### Figure record extracts
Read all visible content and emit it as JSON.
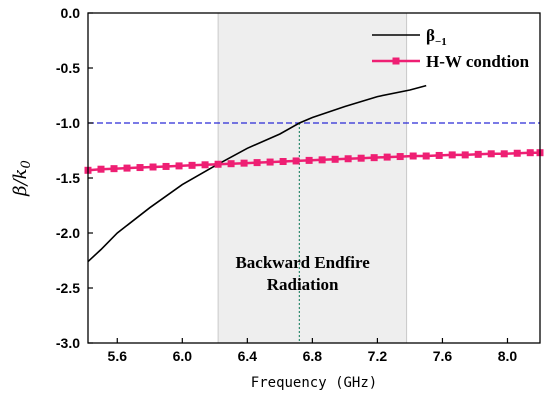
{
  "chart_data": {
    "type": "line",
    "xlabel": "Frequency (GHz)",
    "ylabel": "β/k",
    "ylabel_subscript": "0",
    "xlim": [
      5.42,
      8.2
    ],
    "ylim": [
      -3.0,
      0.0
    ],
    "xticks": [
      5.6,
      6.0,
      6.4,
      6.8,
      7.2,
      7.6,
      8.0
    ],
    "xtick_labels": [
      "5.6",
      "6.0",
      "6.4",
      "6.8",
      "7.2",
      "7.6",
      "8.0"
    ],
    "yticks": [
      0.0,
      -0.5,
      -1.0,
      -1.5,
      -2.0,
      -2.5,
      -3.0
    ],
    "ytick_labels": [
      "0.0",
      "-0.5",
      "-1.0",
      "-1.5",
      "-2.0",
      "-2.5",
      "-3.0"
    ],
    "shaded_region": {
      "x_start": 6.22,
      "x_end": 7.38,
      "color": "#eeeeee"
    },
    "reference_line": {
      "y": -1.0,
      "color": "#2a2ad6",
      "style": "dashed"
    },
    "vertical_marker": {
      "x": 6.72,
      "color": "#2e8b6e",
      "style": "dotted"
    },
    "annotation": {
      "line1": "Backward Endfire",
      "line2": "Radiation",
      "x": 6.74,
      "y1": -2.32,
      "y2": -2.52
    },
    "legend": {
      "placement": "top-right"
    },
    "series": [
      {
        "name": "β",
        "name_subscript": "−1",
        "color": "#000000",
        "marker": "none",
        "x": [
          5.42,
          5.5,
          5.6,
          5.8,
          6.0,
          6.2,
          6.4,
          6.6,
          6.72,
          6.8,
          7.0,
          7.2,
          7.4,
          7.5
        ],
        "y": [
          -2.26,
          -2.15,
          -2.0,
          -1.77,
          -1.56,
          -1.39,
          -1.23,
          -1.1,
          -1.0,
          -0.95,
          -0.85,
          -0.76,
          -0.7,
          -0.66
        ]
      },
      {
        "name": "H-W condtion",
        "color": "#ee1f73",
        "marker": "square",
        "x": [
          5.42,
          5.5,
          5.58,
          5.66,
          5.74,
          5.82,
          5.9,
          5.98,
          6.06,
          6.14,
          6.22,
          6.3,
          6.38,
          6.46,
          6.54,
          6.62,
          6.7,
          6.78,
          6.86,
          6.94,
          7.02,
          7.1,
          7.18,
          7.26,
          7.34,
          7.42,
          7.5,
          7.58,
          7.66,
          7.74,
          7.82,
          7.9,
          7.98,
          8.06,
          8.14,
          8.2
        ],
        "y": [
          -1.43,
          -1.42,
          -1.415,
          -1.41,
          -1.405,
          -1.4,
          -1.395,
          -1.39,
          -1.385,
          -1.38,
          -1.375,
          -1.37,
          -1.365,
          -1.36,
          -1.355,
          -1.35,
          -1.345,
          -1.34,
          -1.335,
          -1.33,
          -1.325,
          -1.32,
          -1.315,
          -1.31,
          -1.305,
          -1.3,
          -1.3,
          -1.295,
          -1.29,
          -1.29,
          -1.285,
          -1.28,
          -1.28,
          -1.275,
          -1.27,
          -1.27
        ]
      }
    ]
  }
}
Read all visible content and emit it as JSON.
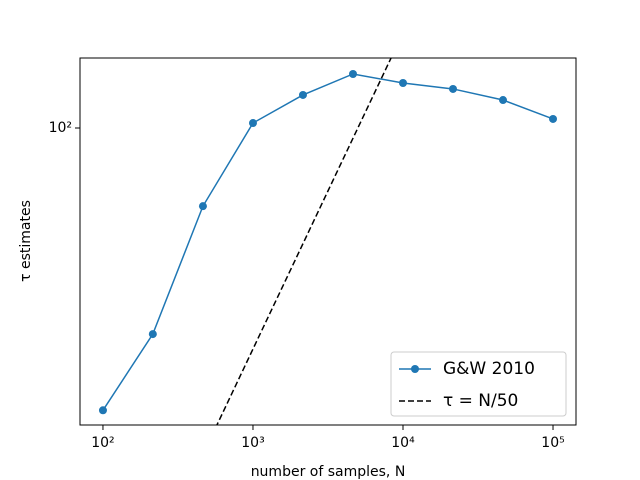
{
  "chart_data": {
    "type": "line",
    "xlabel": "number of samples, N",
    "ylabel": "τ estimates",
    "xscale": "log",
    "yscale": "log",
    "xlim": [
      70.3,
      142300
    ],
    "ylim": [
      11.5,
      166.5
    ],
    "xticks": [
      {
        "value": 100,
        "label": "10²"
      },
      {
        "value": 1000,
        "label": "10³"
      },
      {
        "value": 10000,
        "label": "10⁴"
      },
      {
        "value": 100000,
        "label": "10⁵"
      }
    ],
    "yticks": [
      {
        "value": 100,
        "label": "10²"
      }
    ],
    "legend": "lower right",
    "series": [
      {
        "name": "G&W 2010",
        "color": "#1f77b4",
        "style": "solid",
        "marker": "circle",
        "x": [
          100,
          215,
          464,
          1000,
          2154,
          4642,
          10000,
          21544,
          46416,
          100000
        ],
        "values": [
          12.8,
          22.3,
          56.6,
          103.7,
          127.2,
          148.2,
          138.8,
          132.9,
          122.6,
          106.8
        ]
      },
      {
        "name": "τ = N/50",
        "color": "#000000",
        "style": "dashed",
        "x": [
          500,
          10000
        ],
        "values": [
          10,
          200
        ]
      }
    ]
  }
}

### Aim of the task
Reproduce each line exactly, please, except for any pictures.

### Exercise result
Read all visible content and emit it as JSON.
{
  "chart_data": {
    "type": "line",
    "xlabel": "Frequency (GHz)",
    "ylabel": "β/k",
    "ylabel_subscript": "0",
    "xlim": [
      5.42,
      8.2
    ],
    "ylim": [
      -3.0,
      0.0
    ],
    "xticks": [
      5.6,
      6.0,
      6.4,
      6.8,
      7.2,
      7.6,
      8.0
    ],
    "xtick_labels": [
      "5.6",
      "6.0",
      "6.4",
      "6.8",
      "7.2",
      "7.6",
      "8.0"
    ],
    "yticks": [
      0.0,
      -0.5,
      -1.0,
      -1.5,
      -2.0,
      -2.5,
      -3.0
    ],
    "ytick_labels": [
      "0.0",
      "-0.5",
      "-1.0",
      "-1.5",
      "-2.0",
      "-2.5",
      "-3.0"
    ],
    "shaded_region": {
      "x_start": 6.22,
      "x_end": 7.38,
      "color": "#eeeeee"
    },
    "reference_line": {
      "y": -1.0,
      "color": "#2a2ad6",
      "style": "dashed"
    },
    "vertical_marker": {
      "x": 6.72,
      "color": "#2e8b6e",
      "style": "dotted"
    },
    "annotation": {
      "line1": "Backward Endfire",
      "line2": "Radiation",
      "x": 6.74,
      "y1": -2.32,
      "y2": -2.52
    },
    "legend": {
      "placement": "top-right"
    },
    "series": [
      {
        "name": "β",
        "name_subscript": "−1",
        "color": "#000000",
        "marker": "none",
        "x": [
          5.42,
          5.5,
          5.6,
          5.8,
          6.0,
          6.2,
          6.4,
          6.6,
          6.72,
          6.8,
          7.0,
          7.2,
          7.4,
          7.5
        ],
        "y": [
          -2.26,
          -2.15,
          -2.0,
          -1.77,
          -1.56,
          -1.39,
          -1.23,
          -1.1,
          -1.0,
          -0.95,
          -0.85,
          -0.76,
          -0.7,
          -0.66
        ]
      },
      {
        "name": "H-W condtion",
        "color": "#ee1f73",
        "marker": "square",
        "x": [
          5.42,
          5.5,
          5.58,
          5.66,
          5.74,
          5.82,
          5.9,
          5.98,
          6.06,
          6.14,
          6.22,
          6.3,
          6.38,
          6.46,
          6.54,
          6.62,
          6.7,
          6.78,
          6.86,
          6.94,
          7.02,
          7.1,
          7.18,
          7.26,
          7.34,
          7.42,
          7.5,
          7.58,
          7.66,
          7.74,
          7.82,
          7.9,
          7.98,
          8.06,
          8.14,
          8.2
        ],
        "y": [
          -1.43,
          -1.42,
          -1.415,
          -1.41,
          -1.405,
          -1.4,
          -1.395,
          -1.39,
          -1.385,
          -1.38,
          -1.375,
          -1.37,
          -1.365,
          -1.36,
          -1.355,
          -1.35,
          -1.345,
          -1.34,
          -1.335,
          -1.33,
          -1.325,
          -1.32,
          -1.315,
          -1.31,
          -1.305,
          -1.3,
          -1.3,
          -1.295,
          -1.29,
          -1.29,
          -1.285,
          -1.28,
          -1.28,
          -1.275,
          -1.27,
          -1.27
        ]
      }
    ]
  }
}
Read all visible content and emit it as JSON.
{
  "chart_data": {
    "type": "line",
    "xlabel": "number of samples, N",
    "ylabel": "τ estimates",
    "xscale": "log",
    "yscale": "log",
    "xlim": [
      70.3,
      142300
    ],
    "ylim": [
      11.5,
      166.5
    ],
    "xticks": [
      {
        "value": 100,
        "label": "10²"
      },
      {
        "value": 1000,
        "label": "10³"
      },
      {
        "value": 10000,
        "label": "10⁴"
      },
      {
        "value": 100000,
        "label": "10⁵"
      }
    ],
    "yticks": [
      {
        "value": 100,
        "label": "10²"
      }
    ],
    "legend": "lower right",
    "series": [
      {
        "name": "G&W 2010",
        "color": "#1f77b4",
        "style": "solid",
        "marker": "circle",
        "x": [
          100,
          215,
          464,
          1000,
          2154,
          4642,
          10000,
          21544,
          46416,
          100000
        ],
        "values": [
          12.8,
          22.3,
          56.6,
          103.7,
          127.2,
          148.2,
          138.8,
          132.9,
          122.6,
          106.8
        ]
      },
      {
        "name": "τ = N/50",
        "color": "#000000",
        "style": "dashed",
        "x": [
          500,
          10000
        ],
        "values": [
          10,
          200
        ]
      }
    ]
  }
}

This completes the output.